§ Exercise aim: Pick out each line of the records in which the word "ylabel" appears.

§ Dataset records:
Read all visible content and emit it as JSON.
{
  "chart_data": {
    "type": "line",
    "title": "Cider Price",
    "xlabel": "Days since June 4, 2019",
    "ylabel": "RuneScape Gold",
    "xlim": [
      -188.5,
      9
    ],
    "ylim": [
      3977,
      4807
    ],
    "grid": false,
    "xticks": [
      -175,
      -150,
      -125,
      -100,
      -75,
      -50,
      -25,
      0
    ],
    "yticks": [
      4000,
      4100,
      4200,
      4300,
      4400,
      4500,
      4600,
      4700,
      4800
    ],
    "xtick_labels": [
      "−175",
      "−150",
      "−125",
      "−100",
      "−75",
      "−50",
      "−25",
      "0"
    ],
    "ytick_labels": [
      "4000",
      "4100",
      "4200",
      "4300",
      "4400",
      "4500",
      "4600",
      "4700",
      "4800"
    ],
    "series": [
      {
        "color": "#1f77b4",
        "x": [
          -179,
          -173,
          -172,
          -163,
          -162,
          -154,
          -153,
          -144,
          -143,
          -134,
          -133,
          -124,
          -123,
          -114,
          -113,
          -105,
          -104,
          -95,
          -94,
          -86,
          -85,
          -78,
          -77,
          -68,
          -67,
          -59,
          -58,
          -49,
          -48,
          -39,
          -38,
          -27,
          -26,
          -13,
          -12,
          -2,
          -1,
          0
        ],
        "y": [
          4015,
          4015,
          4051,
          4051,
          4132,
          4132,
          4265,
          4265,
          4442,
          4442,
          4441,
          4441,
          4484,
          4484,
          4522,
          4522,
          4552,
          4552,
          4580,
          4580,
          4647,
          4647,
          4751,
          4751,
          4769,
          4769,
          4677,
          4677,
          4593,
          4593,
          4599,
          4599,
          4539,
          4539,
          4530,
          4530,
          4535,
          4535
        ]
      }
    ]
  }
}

--

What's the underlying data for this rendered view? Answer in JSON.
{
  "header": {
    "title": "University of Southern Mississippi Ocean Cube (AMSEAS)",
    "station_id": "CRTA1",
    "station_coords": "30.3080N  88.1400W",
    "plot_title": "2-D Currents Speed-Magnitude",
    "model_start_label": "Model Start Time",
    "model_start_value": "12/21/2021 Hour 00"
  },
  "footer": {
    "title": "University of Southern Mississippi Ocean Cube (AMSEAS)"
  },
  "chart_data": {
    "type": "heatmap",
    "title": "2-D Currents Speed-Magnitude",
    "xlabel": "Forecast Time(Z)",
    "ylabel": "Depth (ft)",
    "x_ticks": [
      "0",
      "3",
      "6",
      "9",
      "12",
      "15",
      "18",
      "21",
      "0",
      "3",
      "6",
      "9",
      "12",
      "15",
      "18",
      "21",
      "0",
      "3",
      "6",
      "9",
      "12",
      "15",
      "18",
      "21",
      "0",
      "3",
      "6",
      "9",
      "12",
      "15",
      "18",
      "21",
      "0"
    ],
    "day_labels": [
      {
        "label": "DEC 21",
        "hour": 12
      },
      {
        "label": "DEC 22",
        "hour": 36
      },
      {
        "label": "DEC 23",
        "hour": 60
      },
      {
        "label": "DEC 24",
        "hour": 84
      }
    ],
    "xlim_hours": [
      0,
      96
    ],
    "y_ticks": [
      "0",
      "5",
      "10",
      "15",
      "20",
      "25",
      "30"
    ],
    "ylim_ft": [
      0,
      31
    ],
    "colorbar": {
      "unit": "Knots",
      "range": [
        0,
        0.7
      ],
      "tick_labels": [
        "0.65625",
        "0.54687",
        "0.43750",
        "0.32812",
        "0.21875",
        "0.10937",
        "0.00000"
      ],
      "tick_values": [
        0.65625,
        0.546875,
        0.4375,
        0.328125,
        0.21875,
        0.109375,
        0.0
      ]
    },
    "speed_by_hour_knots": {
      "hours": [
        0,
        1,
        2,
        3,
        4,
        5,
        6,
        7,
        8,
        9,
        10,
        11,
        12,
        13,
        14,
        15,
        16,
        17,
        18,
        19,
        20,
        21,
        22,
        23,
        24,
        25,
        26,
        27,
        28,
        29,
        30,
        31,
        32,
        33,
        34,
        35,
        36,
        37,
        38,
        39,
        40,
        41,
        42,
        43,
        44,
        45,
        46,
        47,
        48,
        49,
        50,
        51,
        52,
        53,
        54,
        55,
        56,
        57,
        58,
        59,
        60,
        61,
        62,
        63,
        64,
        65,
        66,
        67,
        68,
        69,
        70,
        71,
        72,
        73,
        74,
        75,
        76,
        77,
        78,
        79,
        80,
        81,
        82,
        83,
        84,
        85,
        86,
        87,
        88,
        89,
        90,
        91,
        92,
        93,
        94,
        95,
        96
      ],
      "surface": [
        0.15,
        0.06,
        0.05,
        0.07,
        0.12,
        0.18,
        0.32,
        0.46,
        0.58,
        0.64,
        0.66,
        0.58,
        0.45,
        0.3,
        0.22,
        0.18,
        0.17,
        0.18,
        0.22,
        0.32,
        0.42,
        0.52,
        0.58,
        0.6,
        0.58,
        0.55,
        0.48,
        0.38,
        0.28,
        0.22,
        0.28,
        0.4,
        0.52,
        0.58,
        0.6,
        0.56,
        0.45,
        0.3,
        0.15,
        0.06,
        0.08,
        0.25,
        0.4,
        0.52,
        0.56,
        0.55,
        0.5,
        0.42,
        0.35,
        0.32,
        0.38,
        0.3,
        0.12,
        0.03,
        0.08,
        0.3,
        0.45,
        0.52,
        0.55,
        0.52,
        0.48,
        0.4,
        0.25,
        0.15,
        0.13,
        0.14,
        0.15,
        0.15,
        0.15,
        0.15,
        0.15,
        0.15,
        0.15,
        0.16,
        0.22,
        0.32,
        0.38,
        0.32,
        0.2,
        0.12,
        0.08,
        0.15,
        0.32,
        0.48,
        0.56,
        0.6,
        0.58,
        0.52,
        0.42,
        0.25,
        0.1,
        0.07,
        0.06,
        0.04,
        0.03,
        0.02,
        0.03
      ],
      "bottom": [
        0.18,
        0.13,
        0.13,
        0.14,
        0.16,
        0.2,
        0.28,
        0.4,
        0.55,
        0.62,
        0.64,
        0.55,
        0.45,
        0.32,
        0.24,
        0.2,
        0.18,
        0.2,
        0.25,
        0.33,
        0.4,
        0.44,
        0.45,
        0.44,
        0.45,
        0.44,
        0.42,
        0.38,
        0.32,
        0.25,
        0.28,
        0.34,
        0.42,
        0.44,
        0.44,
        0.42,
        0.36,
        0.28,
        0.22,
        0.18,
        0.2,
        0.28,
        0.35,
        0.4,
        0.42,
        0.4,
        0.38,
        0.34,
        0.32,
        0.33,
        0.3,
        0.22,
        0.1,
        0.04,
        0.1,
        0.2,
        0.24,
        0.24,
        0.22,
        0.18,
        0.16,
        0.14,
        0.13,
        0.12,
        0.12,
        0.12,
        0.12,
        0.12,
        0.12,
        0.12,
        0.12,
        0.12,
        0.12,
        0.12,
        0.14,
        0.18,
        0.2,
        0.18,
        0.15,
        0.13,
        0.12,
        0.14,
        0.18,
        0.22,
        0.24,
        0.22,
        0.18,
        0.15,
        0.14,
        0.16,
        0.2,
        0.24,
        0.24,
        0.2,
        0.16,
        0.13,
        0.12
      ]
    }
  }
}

§ Written solution:
    "ylabel": "RuneScape Gold",
    "ylabel": "Depth (ft)",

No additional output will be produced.